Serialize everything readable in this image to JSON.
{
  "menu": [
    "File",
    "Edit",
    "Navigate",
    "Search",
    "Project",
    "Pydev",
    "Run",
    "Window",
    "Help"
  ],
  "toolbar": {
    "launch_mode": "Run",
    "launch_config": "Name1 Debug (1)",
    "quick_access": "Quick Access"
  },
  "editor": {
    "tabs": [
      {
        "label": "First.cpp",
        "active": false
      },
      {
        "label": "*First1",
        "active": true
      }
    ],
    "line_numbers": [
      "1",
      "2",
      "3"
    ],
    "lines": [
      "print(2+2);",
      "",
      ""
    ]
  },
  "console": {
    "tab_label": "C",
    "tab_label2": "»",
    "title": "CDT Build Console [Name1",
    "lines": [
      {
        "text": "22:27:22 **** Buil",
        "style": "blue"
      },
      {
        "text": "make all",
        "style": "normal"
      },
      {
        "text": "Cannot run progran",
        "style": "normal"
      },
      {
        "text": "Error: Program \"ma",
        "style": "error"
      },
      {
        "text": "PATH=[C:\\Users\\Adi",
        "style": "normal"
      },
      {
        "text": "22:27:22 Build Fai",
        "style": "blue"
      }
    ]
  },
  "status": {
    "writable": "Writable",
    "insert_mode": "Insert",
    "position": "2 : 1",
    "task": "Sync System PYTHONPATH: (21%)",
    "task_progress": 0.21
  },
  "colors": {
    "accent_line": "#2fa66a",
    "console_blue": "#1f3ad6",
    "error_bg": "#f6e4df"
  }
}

────────────────

## Exercise brief
Copy out all the entries shown above, character for character.

## Task output
Serialize everything readable in this image to JSON.
{
  "menu": [
    "File",
    "Edit",
    "Navigate",
    "Search",
    "Project",
    "Pydev",
    "Run",
    "Window",
    "Help"
  ],
  "toolbar": {
    "launch_mode": "Run",
    "launch_config": "Name1 Debug (1)",
    "quick_access": "Quick Access"
  },
  "editor": {
    "tabs": [
      {
        "label": "First.cpp",
        "active": false
      },
      {
        "label": "*First1",
        "active": true
      }
    ],
    "line_numbers": [
      "1",
      "2",
      "3"
    ],
    "lines": [
      "print(2+2);",
      "",
      ""
    ]
  },
  "console": {
    "tab_label": "C",
    "tab_label2": "»",
    "title": "CDT Build Console [Name1",
    "lines": [
      {
        "text": "22:27:22 **** Buil",
        "style": "blue"
      },
      {
        "text": "make all",
        "style": "normal"
      },
      {
        "text": "Cannot run progran",
        "style": "normal"
      },
      {
        "text": "Error: Program \"ma",
        "style": "error"
      },
      {
        "text": "PATH=[C:\\Users\\Adi",
        "style": "normal"
      },
      {
        "text": "22:27:22 Build Fai",
        "style": "blue"
      }
    ]
  },
  "status": {
    "writable": "Writable",
    "insert_mode": "Insert",
    "position": "2 : 1",
    "task": "Sync System PYTHONPATH: (21%)",
    "task_progress": 0.21
  },
  "colors": {
    "accent_line": "#2fa66a",
    "console_blue": "#1f3ad6",
    "error_bg": "#f6e4df"
  }
}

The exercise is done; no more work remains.